■ Exercise directions:
Please copy all of the rows below word for word, without changing anything.

** start Excerpted data **

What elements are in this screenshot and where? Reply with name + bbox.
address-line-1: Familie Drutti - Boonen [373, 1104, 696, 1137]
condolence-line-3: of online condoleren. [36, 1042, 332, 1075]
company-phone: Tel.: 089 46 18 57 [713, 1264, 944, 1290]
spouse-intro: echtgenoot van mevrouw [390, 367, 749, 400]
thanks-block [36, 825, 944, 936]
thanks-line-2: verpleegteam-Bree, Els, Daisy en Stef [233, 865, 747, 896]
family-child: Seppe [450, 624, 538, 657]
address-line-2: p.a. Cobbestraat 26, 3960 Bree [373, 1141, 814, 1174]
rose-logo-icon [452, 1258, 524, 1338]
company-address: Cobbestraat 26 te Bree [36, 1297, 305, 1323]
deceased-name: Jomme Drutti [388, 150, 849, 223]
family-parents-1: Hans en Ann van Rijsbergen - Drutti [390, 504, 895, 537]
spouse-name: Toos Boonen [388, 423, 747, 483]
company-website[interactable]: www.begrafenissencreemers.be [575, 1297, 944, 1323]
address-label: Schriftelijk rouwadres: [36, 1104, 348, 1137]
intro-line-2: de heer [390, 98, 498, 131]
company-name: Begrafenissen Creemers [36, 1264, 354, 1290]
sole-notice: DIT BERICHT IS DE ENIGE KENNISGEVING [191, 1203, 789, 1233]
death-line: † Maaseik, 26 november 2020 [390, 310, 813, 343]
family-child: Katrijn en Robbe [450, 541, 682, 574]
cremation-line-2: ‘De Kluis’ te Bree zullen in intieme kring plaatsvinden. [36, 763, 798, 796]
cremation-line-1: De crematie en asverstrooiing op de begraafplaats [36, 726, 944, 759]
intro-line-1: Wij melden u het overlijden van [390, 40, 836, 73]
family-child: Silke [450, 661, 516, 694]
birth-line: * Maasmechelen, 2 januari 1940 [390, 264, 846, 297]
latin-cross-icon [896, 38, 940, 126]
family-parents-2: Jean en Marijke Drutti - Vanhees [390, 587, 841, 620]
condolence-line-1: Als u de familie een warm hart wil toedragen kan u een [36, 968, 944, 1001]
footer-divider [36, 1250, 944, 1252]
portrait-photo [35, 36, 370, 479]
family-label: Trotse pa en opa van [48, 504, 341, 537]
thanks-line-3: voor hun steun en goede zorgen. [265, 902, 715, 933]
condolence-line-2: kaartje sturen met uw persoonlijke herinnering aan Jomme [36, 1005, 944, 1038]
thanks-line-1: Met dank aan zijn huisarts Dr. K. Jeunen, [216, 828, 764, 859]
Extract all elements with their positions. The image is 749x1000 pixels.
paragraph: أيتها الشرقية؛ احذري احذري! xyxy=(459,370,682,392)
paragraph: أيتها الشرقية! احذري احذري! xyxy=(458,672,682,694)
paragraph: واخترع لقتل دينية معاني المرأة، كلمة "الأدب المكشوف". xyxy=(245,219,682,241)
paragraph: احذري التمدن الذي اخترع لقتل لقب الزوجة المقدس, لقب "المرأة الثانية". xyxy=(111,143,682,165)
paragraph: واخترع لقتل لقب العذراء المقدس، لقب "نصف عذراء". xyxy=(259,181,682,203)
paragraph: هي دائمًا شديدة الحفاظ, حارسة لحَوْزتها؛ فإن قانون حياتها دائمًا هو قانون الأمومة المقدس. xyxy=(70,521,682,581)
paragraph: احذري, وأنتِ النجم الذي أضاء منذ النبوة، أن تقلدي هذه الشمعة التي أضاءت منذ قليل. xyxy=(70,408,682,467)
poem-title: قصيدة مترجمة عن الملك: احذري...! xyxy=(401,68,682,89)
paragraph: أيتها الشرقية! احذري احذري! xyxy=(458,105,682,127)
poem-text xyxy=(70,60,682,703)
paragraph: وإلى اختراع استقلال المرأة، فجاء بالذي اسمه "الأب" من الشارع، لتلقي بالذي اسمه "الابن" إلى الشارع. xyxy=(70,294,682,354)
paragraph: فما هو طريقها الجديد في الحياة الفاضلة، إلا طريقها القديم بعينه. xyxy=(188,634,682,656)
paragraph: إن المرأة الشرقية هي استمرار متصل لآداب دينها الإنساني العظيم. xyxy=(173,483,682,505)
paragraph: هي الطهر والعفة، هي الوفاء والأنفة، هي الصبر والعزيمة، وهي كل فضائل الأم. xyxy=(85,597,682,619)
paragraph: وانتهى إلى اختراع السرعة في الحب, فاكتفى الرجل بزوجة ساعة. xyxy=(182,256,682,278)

** end Excerpted data **

■ Right answer:
What elements are in this screenshot and where? Reply with name + bbox.
address-line-1: Familie Drutti - Boonen [373, 1104, 696, 1137]
condolence-line-3: of online condoleren. [36, 1042, 332, 1075]
company-phone: Tel.: 089 46 18 57 [713, 1264, 944, 1290]
spouse-intro: echtgenoot van mevrouw [390, 367, 749, 400]
thanks-block [36, 825, 944, 936]
thanks-line-2: verpleegteam-Bree, Els, Daisy en Stef [233, 865, 747, 896]
family-child: Seppe [450, 624, 538, 657]
address-line-2: p.a. Cobbestraat 26, 3960 Bree [373, 1141, 814, 1174]
rose-logo-icon [452, 1258, 524, 1338]
company-address: Cobbestraat 26 te Bree [36, 1297, 305, 1323]
deceased-name: Jomme Drutti [388, 150, 849, 223]
family-parents-1: Hans en Ann van Rijsbergen - Drutti [390, 504, 895, 537]
spouse-name: Toos Boonen [388, 423, 747, 483]
company-website[interactable]: www.begrafenissencreemers.be [575, 1297, 944, 1323]
address-label: Schriftelijk rouwadres: [36, 1104, 348, 1137]
intro-line-2: de heer [390, 98, 498, 131]
company-name: Begrafenissen Creemers [36, 1264, 354, 1290]
sole-notice: DIT BERICHT IS DE ENIGE KENNISGEVING [191, 1203, 789, 1233]
death-line: † Maaseik, 26 november 2020 [390, 310, 813, 343]
family-child: Katrijn en Robbe [450, 541, 682, 574]
cremation-line-2: ‘De Kluis’ te Bree zullen in intieme kring plaatsvinden. [36, 763, 798, 796]
cremation-line-1: De crematie en asverstrooiing op de begraafplaats [36, 726, 944, 759]
intro-line-1: Wij melden u het overlijden van [390, 40, 836, 73]
family-child: Silke [450, 661, 516, 694]
birth-line: * Maasmechelen, 2 januari 1940 [390, 264, 846, 297]
latin-cross-icon [896, 38, 940, 126]
family-parents-2: Jean en Marijke Drutti - Vanhees [390, 587, 841, 620]
condolence-line-1: Als u de familie een warm hart wil toedragen kan u een [36, 968, 944, 1001]
footer-divider [36, 1250, 944, 1252]
portrait-photo [35, 36, 370, 479]
family-label: Trotse pa en opa van [48, 504, 341, 537]
thanks-line-3: voor hun steun en goede zorgen. [265, 902, 715, 933]
condolence-line-2: kaartje sturen met uw persoonlijke herinnering aan Jomme [36, 1005, 944, 1038]
thanks-line-1: Met dank aan zijn huisarts Dr. K. Jeunen, [216, 828, 764, 859]
Extract all elements with their positions. The image is 749x1000 pixels.
paragraph: أيتها الشرقية؛ احذري احذري! xyxy=(459,370,682,392)
paragraph: أيتها الشرقية! احذري احذري! xyxy=(458,672,682,694)
paragraph: واخترع لقتل دينية معاني المرأة، كلمة "الأدب المكشوف". xyxy=(245,219,682,241)
paragraph: احذري التمدن الذي اخترع لقتل لقب الزوجة المقدس, لقب "المرأة الثانية". xyxy=(111,143,682,165)
paragraph: واخترع لقتل لقب العذراء المقدس، لقب "نصف عذراء". xyxy=(259,181,682,203)
paragraph: هي دائمًا شديدة الحفاظ, حارسة لحَوْزتها؛ فإن قانون حياتها دائمًا هو قانون الأمومة المقدس. xyxy=(70,521,682,581)
paragraph: احذري, وأنتِ النجم الذي أضاء منذ النبوة، أن تقلدي هذه الشمعة التي أضاءت منذ قليل. xyxy=(70,408,682,467)
poem-title: قصيدة مترجمة عن الملك: احذري...! xyxy=(401,68,682,89)
paragraph: أيتها الشرقية! احذري احذري! xyxy=(458,105,682,127)
poem-text xyxy=(70,60,682,703)
paragraph: وإلى اختراع استقلال المرأة، فجاء بالذي اسمه "الأب" من الشارع، لتلقي بالذي اسمه "الابن" إلى الشارع. xyxy=(70,294,682,354)
paragraph: فما هو طريقها الجديد في الحياة الفاضلة، إلا طريقها القديم بعينه. xyxy=(188,634,682,656)
paragraph: إن المرأة الشرقية هي استمرار متصل لآداب دينها الإنساني العظيم. xyxy=(173,483,682,505)
paragraph: هي الطهر والعفة، هي الوفاء والأنفة، هي الصبر والعزيمة، وهي كل فضائل الأم. xyxy=(85,597,682,619)
paragraph: وانتهى إلى اختراع السرعة في الحب, فاكتفى الرجل بزوجة ساعة. xyxy=(182,256,682,278)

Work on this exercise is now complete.